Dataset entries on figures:
········
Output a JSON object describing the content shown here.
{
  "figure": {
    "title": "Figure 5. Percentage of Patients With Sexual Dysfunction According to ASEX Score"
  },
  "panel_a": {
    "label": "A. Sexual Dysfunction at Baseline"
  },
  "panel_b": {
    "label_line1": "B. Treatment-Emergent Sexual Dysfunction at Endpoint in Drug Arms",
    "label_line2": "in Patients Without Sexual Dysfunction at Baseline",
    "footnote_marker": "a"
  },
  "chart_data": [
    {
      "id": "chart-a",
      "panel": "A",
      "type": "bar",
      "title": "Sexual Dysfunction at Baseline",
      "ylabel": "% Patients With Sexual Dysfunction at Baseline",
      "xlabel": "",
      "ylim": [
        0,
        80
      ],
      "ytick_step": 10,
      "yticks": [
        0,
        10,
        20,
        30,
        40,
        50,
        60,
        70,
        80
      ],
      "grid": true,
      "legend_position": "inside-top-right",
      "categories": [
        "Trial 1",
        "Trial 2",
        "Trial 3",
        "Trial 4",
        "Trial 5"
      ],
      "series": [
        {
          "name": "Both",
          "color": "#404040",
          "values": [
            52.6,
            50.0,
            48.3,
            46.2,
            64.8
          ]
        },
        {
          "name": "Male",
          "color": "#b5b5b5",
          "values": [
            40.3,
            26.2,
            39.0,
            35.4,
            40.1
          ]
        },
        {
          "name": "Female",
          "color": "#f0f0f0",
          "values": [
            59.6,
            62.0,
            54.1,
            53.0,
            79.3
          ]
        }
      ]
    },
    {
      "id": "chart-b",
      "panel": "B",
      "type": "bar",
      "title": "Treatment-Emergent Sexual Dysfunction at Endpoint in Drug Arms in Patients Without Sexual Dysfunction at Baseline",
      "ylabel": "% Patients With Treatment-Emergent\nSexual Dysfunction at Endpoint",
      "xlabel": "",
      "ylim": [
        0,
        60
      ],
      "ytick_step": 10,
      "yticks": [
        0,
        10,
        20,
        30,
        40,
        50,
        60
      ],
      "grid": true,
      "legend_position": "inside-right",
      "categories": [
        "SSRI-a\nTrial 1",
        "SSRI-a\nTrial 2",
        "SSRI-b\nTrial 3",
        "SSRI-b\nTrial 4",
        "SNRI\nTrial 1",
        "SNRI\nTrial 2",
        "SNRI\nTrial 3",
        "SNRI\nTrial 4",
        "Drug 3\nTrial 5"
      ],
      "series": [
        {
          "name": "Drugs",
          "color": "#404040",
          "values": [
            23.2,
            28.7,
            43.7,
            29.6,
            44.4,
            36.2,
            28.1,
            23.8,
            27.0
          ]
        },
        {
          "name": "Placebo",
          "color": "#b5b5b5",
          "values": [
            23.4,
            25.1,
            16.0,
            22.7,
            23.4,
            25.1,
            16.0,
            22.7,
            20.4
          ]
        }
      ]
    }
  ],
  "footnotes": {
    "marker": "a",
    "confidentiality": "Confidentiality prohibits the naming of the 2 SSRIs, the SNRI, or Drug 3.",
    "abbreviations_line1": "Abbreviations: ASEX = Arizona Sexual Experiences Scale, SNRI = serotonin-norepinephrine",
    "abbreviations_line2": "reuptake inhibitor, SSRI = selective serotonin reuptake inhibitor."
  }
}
········
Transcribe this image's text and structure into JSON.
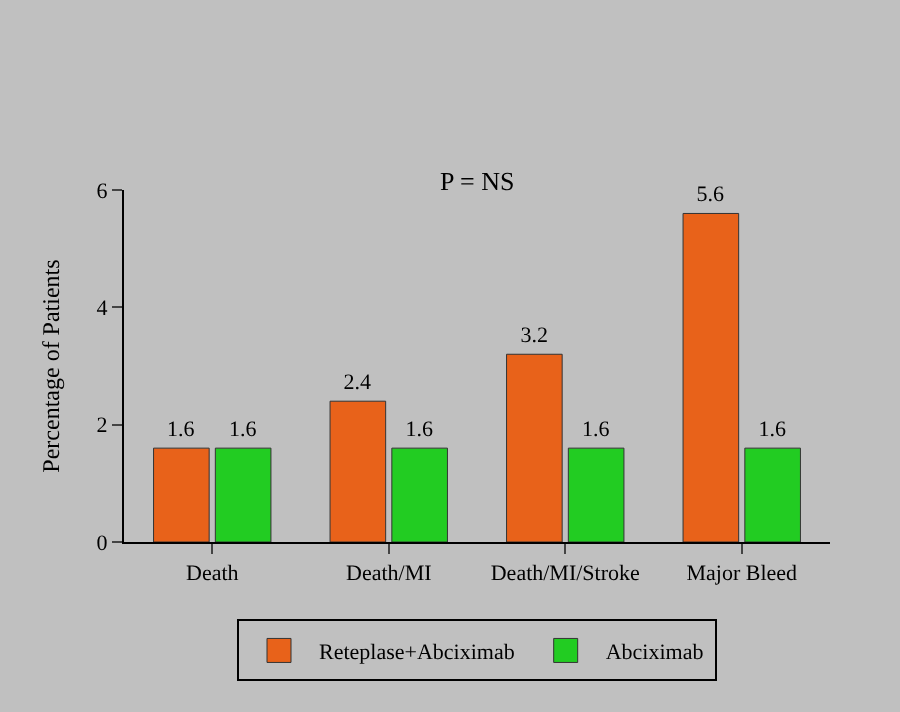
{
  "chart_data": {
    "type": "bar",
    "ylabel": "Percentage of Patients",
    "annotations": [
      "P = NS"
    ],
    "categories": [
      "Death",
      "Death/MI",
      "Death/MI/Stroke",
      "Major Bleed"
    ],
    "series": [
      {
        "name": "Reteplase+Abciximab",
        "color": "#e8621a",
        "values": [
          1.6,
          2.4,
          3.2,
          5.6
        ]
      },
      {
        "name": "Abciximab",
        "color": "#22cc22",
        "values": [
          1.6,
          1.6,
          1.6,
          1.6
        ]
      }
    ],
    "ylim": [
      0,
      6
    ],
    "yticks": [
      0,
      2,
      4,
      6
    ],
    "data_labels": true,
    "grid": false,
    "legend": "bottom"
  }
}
········
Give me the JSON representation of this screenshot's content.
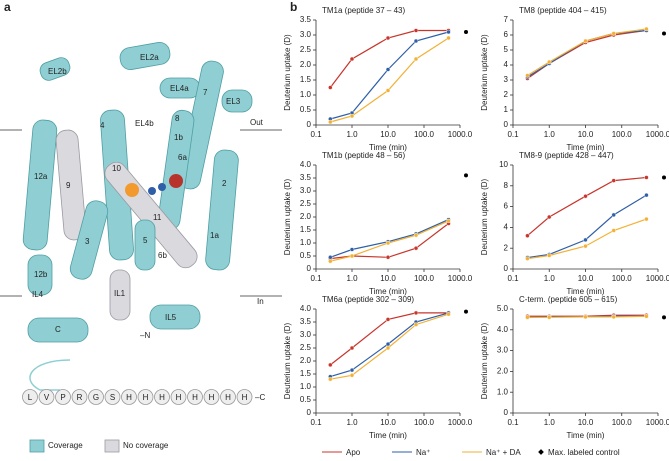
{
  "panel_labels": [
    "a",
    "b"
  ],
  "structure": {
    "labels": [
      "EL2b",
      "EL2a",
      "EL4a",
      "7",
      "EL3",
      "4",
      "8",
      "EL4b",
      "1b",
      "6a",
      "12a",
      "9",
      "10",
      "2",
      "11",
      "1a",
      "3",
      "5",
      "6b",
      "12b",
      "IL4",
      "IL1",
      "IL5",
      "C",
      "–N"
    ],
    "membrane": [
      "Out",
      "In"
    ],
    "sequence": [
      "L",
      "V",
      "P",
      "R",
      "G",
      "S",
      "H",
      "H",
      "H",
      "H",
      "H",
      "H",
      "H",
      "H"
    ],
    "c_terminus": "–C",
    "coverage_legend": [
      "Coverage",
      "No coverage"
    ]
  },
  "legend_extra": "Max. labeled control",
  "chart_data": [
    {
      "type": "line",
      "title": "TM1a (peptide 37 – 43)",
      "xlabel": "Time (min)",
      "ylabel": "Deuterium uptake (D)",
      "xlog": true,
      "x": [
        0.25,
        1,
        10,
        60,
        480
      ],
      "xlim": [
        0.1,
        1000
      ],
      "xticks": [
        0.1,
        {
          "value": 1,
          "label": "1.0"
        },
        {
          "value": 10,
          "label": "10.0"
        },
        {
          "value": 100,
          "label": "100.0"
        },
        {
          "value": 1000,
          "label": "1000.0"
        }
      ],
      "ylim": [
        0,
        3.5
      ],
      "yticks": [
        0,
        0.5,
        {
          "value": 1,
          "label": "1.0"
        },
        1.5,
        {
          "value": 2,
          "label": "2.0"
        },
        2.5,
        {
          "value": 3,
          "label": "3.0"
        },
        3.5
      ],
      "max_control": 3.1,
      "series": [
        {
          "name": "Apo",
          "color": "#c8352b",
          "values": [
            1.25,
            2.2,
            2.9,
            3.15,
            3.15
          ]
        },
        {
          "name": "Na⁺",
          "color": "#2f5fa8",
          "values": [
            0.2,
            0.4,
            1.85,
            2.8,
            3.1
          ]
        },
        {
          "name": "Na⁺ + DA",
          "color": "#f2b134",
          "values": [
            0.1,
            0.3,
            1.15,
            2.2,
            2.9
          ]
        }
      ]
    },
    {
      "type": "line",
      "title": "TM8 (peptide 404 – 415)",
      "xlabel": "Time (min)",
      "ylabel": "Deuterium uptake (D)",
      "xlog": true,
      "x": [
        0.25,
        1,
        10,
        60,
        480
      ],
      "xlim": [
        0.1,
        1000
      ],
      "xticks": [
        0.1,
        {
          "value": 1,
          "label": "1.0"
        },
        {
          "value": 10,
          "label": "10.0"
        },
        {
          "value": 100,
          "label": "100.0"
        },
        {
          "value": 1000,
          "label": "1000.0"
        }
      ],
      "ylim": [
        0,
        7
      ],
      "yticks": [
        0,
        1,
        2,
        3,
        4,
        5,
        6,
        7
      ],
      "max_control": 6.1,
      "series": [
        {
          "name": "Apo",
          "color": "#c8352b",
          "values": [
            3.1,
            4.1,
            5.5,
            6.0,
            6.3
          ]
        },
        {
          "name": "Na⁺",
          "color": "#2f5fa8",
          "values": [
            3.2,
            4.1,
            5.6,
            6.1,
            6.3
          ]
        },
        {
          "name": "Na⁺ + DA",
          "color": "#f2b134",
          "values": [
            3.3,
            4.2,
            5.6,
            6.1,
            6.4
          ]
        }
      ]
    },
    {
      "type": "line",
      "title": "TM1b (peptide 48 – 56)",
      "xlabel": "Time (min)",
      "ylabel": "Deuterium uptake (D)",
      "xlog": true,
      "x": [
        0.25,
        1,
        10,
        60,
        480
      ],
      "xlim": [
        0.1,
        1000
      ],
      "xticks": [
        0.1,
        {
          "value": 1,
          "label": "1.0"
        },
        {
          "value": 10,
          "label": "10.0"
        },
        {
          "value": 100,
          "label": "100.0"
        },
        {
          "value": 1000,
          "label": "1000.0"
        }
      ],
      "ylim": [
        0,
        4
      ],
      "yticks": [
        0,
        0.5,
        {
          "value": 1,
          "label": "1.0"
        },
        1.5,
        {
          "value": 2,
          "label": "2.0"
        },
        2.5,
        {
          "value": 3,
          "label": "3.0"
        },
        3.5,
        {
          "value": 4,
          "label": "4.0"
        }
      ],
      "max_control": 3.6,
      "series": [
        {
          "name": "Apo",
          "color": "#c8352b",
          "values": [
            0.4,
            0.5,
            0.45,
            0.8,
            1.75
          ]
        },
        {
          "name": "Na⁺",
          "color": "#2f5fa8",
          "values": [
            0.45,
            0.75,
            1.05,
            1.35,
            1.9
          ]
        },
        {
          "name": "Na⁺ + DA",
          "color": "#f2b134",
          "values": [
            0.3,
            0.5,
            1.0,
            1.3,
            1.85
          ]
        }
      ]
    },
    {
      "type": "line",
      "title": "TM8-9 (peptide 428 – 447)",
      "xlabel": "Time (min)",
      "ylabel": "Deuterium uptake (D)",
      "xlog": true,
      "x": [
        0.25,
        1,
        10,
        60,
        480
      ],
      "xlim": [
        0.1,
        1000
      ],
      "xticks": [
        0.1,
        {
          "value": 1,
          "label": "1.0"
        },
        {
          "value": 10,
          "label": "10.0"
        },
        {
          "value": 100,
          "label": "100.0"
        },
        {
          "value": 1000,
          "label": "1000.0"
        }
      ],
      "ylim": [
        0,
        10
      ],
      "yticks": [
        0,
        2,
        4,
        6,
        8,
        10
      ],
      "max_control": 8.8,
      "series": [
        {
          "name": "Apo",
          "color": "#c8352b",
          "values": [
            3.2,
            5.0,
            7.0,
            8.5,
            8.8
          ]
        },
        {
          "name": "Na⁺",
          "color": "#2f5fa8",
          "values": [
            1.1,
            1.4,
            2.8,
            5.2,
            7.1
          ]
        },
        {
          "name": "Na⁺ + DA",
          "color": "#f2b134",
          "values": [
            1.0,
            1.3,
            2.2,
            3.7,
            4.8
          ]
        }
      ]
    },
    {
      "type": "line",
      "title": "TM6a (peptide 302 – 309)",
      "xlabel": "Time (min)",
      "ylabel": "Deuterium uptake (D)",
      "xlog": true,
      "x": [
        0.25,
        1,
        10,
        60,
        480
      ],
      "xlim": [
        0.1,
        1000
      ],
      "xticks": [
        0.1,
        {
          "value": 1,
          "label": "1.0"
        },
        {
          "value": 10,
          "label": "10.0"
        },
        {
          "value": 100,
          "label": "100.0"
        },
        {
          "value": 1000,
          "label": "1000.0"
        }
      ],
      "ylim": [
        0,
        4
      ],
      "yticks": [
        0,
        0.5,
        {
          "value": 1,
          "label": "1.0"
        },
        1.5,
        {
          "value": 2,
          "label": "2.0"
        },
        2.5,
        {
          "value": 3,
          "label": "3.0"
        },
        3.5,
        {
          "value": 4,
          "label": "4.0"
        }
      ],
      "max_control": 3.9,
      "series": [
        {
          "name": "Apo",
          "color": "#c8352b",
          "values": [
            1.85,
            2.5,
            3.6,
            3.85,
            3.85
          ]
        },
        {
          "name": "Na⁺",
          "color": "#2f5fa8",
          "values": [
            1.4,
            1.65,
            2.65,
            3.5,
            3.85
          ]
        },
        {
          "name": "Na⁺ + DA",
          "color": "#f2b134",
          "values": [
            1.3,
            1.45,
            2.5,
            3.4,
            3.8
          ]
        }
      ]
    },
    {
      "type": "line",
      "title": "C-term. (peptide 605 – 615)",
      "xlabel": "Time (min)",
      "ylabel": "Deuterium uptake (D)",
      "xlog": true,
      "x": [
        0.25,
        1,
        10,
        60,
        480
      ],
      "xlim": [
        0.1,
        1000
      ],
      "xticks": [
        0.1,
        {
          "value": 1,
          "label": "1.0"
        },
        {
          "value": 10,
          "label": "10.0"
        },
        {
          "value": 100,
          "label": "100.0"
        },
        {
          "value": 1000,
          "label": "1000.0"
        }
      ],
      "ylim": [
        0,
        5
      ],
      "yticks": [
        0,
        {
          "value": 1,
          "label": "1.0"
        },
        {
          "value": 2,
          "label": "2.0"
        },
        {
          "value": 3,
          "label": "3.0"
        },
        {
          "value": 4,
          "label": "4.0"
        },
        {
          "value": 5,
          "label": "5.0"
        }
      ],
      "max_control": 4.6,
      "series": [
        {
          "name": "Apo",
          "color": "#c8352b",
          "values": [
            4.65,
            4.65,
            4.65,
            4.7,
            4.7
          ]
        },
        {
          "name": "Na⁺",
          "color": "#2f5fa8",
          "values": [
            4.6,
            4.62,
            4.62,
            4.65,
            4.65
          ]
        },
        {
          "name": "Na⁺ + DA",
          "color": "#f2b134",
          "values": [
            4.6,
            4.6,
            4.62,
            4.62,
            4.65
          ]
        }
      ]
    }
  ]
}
········
### HOW TO COMPLETE THIS TASK
Each line of the entries where the string "content" occurs should be shown.

### EXPECTED OUTPUT
Output a JSON object describing the content shown here.
Give me the JSON representation of this screenshot's content.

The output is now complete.